Directions for this task
Write the records below out in full, character for character, with no pictures.

Given data
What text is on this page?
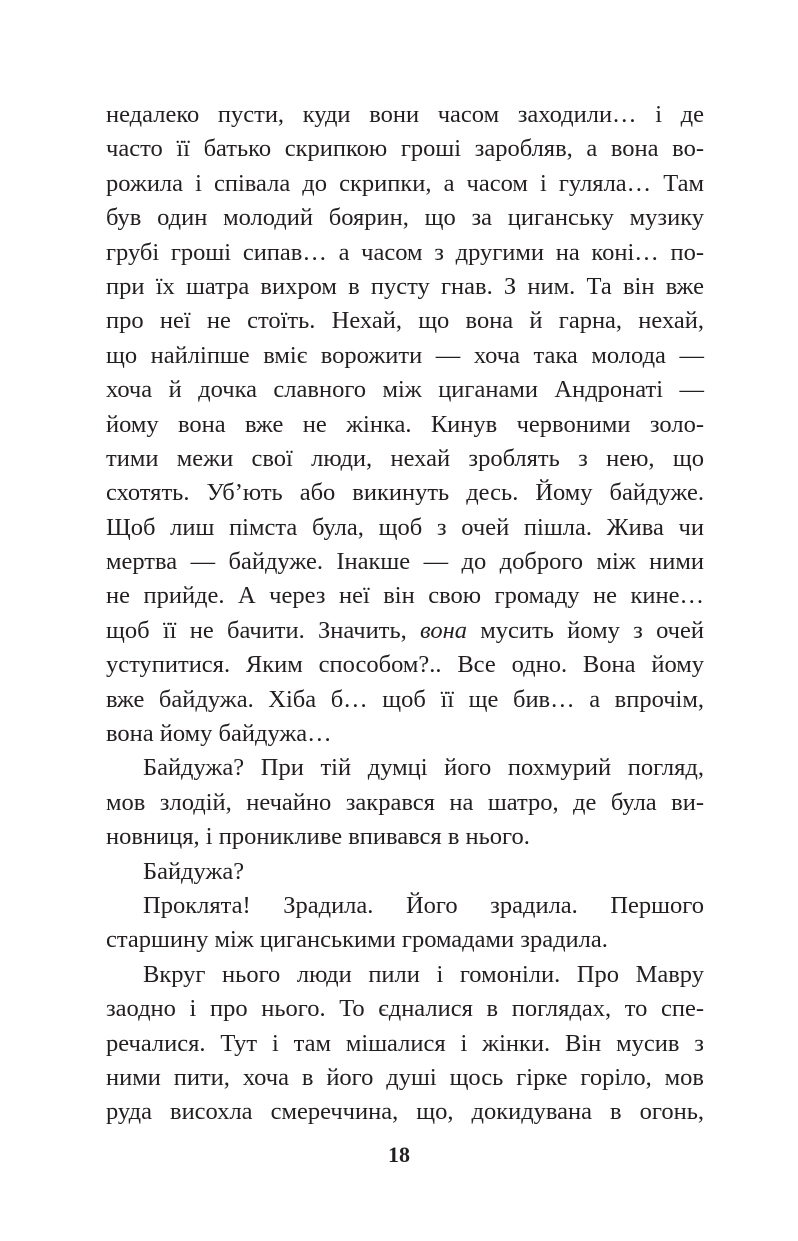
недалеко пусти, куди вони часом заходили… і де
часто її батько скрипкою гроші заробляв, а вона во-
рожила і співала до скрипки, а часом і гуляла… Там
був один молодий боярин, що за циганську музику
грубі гроші сипав… а часом з другими на коні… по-
при їх шатра вихром в пусту гнав. З ним. Та він вже
про неї не стоїть. Нехай, що вона й гарна, нехай,
що найліпше вміє ворожити — хоча така молода —
хоча й дочка славного між циганами Андронаті —
йому вона вже не жінка. Кинув червоними золо-
тими межи свої люди, нехай зроблять з нею, що
схотять. Уб’ють або викинуть десь. Йому байдуже.
Щоб лиш пімста була, щоб з очей пішла. Жива чи
мертва — байдуже. Інакше — до доброго між ними
не прийде. А через неї він свою громаду не кине…
щоб її не бачити. Значить, вона мусить йому з очей
уступитися. Яким способом?.. Все одно. Вона йому
вже байдужа. Хіба б… щоб її ще бив… а впрочім,
вона йому байдужа…
Байдужа? При тій думці його похмурий погляд,
мов злодій, нечайно закрався на шатро, де була ви-
новниця, і проникливе впивався в нього.
Байдужа?
Проклята! Зрадила. Його зрадила. Першого
старшину між циганськими громадами зрадила.
Вкруг нього люди пили і гомоніли. Про Мавру
заодно і про нього. То єдналися в поглядах, то спе-
речалися. Тут і там мішалися і жінки. Він мусив з
ними пити, хоча в його душі щось гірке горіло, мов
руда висохла смереччина, що, докидувана в огонь,
18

Expected output
What text is on this page?
недалеко пусти, куди вони часом заходили… і де
часто її батько скрипкою гроші заробляв, а вона во-
рожила і співала до скрипки, а часом і гуляла… Там
був один молодий боярин, що за циганську музику
грубі гроші сипав… а часом з другими на коні… по-
при їх шатра вихром в пусту гнав. З ним. Та він вже
про неї не стоїть. Нехай, що вона й гарна, нехай,
що найліпше вміє ворожити — хоча така молода —
хоча й дочка славного між циганами Андронаті —
йому вона вже не жінка. Кинув червоними золо-
тими межи свої люди, нехай зроблять з нею, що
схотять. Уб’ють або викинуть десь. Йому байдуже.
Щоб лиш пімста була, щоб з очей пішла. Жива чи
мертва — байдуже. Інакше — до доброго між ними
не прийде. А через неї він свою громаду не кине…
щоб її не бачити. Значить, вона мусить йому з очей
уступитися. Яким способом?.. Все одно. Вона йому
вже байдужа. Хіба б… щоб її ще бив… а впрочім,
вона йому байдужа…
Байдужа? При тій думці його похмурий погляд,
мов злодій, нечайно закрався на шатро, де була ви-
новниця, і проникливе впивався в нього.
Байдужа?
Проклята! Зрадила. Його зрадила. Першого
старшину між циганськими громадами зрадила.
Вкруг нього люди пили і гомоніли. Про Мавру
заодно і про нього. То єдналися в поглядах, то спе-
речалися. Тут і там мішалися і жінки. Він мусив з
ними пити, хоча в його душі щось гірке горіло, мов
руда висохла смереччина, що, докидувана в огонь,
18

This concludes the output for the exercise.